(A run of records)
-- START --

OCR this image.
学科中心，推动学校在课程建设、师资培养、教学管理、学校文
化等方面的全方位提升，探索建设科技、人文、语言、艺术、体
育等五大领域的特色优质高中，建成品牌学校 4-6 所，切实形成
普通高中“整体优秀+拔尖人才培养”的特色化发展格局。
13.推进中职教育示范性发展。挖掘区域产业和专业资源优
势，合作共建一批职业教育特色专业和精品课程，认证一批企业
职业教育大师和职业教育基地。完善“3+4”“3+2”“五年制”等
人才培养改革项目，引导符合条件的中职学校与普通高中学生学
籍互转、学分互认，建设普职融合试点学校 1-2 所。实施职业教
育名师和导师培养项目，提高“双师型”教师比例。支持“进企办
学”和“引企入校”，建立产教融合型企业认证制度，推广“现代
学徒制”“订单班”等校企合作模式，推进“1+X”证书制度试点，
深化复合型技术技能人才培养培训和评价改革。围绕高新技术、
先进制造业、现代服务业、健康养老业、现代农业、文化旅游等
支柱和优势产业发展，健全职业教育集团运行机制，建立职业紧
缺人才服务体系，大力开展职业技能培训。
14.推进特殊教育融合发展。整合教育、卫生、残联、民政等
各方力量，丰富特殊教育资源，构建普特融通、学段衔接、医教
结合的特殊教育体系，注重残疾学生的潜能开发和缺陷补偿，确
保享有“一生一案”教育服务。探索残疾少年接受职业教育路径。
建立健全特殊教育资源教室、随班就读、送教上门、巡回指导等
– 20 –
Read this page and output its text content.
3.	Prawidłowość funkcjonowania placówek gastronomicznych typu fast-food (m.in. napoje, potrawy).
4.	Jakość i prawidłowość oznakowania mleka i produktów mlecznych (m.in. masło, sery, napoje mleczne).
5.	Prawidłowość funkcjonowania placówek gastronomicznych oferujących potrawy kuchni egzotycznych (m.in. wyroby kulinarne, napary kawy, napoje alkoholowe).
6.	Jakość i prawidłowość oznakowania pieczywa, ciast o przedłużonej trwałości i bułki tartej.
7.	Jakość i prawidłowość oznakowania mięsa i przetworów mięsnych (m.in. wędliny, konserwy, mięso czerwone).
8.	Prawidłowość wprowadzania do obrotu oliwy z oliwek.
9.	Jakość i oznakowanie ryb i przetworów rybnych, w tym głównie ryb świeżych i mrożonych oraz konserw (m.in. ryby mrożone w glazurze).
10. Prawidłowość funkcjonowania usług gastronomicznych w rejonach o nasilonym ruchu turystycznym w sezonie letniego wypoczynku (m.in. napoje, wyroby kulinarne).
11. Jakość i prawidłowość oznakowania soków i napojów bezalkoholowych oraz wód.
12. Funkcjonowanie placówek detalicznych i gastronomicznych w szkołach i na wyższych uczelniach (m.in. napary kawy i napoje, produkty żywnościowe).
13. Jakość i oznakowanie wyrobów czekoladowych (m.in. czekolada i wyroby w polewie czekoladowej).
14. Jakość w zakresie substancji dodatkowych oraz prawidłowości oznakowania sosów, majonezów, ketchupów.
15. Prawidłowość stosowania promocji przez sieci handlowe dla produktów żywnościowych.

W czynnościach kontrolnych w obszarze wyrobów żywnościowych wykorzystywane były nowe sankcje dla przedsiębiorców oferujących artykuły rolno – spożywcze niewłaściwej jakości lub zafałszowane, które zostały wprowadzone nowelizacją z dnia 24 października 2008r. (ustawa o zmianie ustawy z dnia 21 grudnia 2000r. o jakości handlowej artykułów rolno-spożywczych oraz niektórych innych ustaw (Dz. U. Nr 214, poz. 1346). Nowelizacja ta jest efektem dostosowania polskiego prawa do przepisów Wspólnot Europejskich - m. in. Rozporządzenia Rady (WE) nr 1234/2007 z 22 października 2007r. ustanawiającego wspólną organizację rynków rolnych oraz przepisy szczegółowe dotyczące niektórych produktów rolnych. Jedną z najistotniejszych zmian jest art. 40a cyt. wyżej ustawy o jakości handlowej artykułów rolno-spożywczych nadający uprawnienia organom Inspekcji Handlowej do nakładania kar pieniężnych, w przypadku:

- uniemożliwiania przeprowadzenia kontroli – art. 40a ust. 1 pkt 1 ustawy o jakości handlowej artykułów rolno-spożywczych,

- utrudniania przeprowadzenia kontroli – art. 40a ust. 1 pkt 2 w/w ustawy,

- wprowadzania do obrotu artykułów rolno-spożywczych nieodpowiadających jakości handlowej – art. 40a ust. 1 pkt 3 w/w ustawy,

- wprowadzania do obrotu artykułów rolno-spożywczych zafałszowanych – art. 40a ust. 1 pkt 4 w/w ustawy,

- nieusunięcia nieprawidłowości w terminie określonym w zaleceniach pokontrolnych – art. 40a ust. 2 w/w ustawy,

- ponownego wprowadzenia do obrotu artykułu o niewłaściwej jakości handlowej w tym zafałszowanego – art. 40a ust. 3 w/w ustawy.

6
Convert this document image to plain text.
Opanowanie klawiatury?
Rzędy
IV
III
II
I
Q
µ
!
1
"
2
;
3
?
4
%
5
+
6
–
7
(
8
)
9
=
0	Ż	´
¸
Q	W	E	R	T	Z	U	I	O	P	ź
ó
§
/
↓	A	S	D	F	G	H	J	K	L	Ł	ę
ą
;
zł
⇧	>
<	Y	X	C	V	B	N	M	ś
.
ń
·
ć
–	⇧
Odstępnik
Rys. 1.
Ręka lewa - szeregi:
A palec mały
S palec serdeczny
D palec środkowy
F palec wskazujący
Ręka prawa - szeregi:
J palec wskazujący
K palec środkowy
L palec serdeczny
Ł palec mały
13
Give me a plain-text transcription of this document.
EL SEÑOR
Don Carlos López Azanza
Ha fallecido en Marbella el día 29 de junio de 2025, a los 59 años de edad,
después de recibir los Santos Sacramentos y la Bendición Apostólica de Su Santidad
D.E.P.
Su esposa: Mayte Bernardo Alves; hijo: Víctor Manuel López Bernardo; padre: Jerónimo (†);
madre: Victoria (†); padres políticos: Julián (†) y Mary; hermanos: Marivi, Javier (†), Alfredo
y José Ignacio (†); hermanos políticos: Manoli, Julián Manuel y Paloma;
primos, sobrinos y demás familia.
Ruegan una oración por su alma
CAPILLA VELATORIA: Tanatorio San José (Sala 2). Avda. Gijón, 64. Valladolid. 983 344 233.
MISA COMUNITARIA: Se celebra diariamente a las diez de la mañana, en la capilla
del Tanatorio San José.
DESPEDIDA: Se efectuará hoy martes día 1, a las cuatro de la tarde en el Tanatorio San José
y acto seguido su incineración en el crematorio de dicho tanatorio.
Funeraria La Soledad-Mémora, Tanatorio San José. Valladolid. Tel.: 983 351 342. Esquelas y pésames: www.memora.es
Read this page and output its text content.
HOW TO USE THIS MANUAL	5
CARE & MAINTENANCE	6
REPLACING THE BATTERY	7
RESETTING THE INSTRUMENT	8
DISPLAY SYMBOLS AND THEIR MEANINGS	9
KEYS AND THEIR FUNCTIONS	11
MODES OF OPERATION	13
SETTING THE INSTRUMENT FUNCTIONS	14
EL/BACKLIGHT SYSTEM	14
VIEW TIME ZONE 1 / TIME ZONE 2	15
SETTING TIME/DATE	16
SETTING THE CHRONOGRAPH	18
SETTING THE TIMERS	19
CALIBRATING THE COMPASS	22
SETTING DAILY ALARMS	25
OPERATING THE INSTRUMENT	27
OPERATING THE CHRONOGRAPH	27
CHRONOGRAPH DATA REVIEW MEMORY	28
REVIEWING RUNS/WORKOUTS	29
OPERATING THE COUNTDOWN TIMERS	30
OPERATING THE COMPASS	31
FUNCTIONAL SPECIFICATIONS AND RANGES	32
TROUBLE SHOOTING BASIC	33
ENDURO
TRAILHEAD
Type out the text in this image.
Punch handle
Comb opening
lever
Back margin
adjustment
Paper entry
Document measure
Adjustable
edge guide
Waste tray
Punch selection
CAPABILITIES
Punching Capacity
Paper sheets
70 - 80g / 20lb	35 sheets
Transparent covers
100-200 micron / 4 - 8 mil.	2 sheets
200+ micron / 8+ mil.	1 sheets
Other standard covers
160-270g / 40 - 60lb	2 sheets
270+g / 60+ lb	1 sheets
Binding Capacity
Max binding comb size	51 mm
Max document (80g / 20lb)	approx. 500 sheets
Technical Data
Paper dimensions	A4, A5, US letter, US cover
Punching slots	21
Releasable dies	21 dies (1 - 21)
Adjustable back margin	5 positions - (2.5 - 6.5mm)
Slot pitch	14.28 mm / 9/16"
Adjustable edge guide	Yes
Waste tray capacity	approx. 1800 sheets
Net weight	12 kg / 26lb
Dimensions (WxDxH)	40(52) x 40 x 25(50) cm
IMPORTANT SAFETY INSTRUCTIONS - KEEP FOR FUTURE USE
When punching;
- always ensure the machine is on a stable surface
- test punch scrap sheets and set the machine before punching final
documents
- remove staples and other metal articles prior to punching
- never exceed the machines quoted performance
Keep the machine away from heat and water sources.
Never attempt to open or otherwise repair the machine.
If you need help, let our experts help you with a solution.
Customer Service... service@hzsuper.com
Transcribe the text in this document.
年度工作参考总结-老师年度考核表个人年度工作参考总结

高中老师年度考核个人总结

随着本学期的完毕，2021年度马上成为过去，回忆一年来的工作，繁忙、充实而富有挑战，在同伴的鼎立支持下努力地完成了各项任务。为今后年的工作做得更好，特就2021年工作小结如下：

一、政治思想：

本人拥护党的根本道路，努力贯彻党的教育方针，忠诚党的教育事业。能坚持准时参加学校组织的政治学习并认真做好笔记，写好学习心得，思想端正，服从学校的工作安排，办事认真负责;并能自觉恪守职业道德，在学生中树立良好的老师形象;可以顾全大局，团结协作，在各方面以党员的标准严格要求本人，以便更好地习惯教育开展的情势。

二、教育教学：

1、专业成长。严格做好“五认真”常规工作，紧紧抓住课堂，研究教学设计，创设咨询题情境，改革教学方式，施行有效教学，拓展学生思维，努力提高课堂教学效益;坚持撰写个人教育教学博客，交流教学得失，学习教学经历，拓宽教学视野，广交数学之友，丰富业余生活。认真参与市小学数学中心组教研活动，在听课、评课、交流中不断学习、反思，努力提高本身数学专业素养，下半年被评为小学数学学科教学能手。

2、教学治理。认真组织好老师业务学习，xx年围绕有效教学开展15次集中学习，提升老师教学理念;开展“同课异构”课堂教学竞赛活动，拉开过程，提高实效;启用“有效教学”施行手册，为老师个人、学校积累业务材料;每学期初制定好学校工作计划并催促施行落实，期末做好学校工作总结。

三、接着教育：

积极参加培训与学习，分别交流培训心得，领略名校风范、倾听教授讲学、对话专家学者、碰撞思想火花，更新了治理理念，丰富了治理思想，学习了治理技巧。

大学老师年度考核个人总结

-- END --

● CHALLENGE: Gather each line of the records holding the string "THEIR".

● THE RESPONSE:
DISPLAY SYMBOLS AND THEIR MEANINGS	9
KEYS AND THEIR FUNCTIONS	11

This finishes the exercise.